**Stated problem**. Copy every record below exactly.

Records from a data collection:
# # # #
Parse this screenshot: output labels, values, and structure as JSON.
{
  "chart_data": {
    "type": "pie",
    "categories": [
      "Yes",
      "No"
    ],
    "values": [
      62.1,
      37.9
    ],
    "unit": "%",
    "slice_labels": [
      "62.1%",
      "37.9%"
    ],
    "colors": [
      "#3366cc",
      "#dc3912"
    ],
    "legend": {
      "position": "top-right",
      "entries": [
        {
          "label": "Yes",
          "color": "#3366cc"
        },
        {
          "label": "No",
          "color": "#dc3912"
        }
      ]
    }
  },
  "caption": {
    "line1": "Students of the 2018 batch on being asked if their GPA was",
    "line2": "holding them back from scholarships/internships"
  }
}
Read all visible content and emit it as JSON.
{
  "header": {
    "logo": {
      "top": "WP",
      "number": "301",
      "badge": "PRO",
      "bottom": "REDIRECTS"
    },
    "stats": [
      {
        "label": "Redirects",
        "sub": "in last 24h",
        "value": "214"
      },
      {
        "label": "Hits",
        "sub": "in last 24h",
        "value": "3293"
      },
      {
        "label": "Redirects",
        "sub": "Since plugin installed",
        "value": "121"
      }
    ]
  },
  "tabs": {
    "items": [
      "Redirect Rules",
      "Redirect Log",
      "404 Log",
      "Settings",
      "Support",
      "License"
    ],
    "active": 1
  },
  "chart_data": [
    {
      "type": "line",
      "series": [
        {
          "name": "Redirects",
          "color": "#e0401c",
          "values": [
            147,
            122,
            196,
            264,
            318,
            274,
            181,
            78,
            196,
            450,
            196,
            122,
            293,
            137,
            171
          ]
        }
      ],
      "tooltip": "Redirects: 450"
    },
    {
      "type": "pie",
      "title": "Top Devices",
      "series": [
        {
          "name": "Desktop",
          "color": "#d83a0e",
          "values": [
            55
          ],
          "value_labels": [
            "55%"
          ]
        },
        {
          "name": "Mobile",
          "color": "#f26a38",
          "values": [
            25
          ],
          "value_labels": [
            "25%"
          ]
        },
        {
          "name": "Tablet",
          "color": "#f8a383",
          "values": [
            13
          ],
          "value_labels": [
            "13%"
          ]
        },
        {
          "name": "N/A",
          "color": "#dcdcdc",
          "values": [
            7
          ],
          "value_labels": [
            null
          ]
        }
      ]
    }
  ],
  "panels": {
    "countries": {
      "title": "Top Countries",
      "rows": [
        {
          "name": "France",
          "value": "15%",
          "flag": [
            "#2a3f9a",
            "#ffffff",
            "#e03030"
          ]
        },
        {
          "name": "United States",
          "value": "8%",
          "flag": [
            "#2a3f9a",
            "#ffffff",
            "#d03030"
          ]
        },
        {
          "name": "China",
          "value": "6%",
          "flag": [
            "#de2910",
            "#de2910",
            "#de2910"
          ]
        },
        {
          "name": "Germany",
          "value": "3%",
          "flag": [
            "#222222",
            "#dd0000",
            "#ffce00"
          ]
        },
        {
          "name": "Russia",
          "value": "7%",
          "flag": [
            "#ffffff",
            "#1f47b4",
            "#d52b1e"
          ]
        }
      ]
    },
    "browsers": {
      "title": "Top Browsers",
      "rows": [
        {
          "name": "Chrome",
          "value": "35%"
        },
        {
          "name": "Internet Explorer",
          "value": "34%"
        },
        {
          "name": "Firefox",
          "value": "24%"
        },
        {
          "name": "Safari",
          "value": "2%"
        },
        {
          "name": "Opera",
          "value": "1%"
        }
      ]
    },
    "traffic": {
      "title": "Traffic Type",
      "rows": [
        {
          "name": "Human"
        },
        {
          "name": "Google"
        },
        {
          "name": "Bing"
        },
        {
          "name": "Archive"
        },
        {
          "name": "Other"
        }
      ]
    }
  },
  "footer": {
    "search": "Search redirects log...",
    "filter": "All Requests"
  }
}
# # # #
**The output**.
Parse this screenshot: output labels, values, and structure as JSON.
{
  "chart_data": {
    "type": "pie",
    "categories": [
      "Yes",
      "No"
    ],
    "values": [
      62.1,
      37.9
    ],
    "unit": "%",
    "slice_labels": [
      "62.1%",
      "37.9%"
    ],
    "colors": [
      "#3366cc",
      "#dc3912"
    ],
    "legend": {
      "position": "top-right",
      "entries": [
        {
          "label": "Yes",
          "color": "#3366cc"
        },
        {
          "label": "No",
          "color": "#dc3912"
        }
      ]
    }
  },
  "caption": {
    "line1": "Students of the 2018 batch on being asked if their GPA was",
    "line2": "holding them back from scholarships/internships"
  }
}
Read all visible content and emit it as JSON.
{
  "header": {
    "logo": {
      "top": "WP",
      "number": "301",
      "badge": "PRO",
      "bottom": "REDIRECTS"
    },
    "stats": [
      {
        "label": "Redirects",
        "sub": "in last 24h",
        "value": "214"
      },
      {
        "label": "Hits",
        "sub": "in last 24h",
        "value": "3293"
      },
      {
        "label": "Redirects",
        "sub": "Since plugin installed",
        "value": "121"
      }
    ]
  },
  "tabs": {
    "items": [
      "Redirect Rules",
      "Redirect Log",
      "404 Log",
      "Settings",
      "Support",
      "License"
    ],
    "active": 1
  },
  "chart_data": [
    {
      "type": "line",
      "series": [
        {
          "name": "Redirects",
          "color": "#e0401c",
          "values": [
            147,
            122,
            196,
            264,
            318,
            274,
            181,
            78,
            196,
            450,
            196,
            122,
            293,
            137,
            171
          ]
        }
      ],
      "tooltip": "Redirects: 450"
    },
    {
      "type": "pie",
      "title": "Top Devices",
      "series": [
        {
          "name": "Desktop",
          "color": "#d83a0e",
          "values": [
            55
          ],
          "value_labels": [
            "55%"
          ]
        },
        {
          "name": "Mobile",
          "color": "#f26a38",
          "values": [
            25
          ],
          "value_labels": [
            "25%"
          ]
        },
        {
          "name": "Tablet",
          "color": "#f8a383",
          "values": [
            13
          ],
          "value_labels": [
            "13%"
          ]
        },
        {
          "name": "N/A",
          "color": "#dcdcdc",
          "values": [
            7
          ],
          "value_labels": [
            null
          ]
        }
      ]
    }
  ],
  "panels": {
    "countries": {
      "title": "Top Countries",
      "rows": [
        {
          "name": "France",
          "value": "15%",
          "flag": [
            "#2a3f9a",
            "#ffffff",
            "#e03030"
          ]
        },
        {
          "name": "United States",
          "value": "8%",
          "flag": [
            "#2a3f9a",
            "#ffffff",
            "#d03030"
          ]
        },
        {
          "name": "China",
          "value": "6%",
          "flag": [
            "#de2910",
            "#de2910",
            "#de2910"
          ]
        },
        {
          "name": "Germany",
          "value": "3%",
          "flag": [
            "#222222",
            "#dd0000",
            "#ffce00"
          ]
        },
        {
          "name": "Russia",
          "value": "7%",
          "flag": [
            "#ffffff",
            "#1f47b4",
            "#d52b1e"
          ]
        }
      ]
    },
    "browsers": {
      "title": "Top Browsers",
      "rows": [
        {
          "name": "Chrome",
          "value": "35%"
        },
        {
          "name": "Internet Explorer",
          "value": "34%"
        },
        {
          "name": "Firefox",
          "value": "24%"
        },
        {
          "name": "Safari",
          "value": "2%"
        },
        {
          "name": "Opera",
          "value": "1%"
        }
      ]
    },
    "traffic": {
      "title": "Traffic Type",
      "rows": [
        {
          "name": "Human"
        },
        {
          "name": "Google"
        },
        {
          "name": "Bing"
        },
        {
          "name": "Archive"
        },
        {
          "name": "Other"
        }
      ]
    }
  },
  "footer": {
    "search": "Search redirects log...",
    "filter": "All Requests"
  }
}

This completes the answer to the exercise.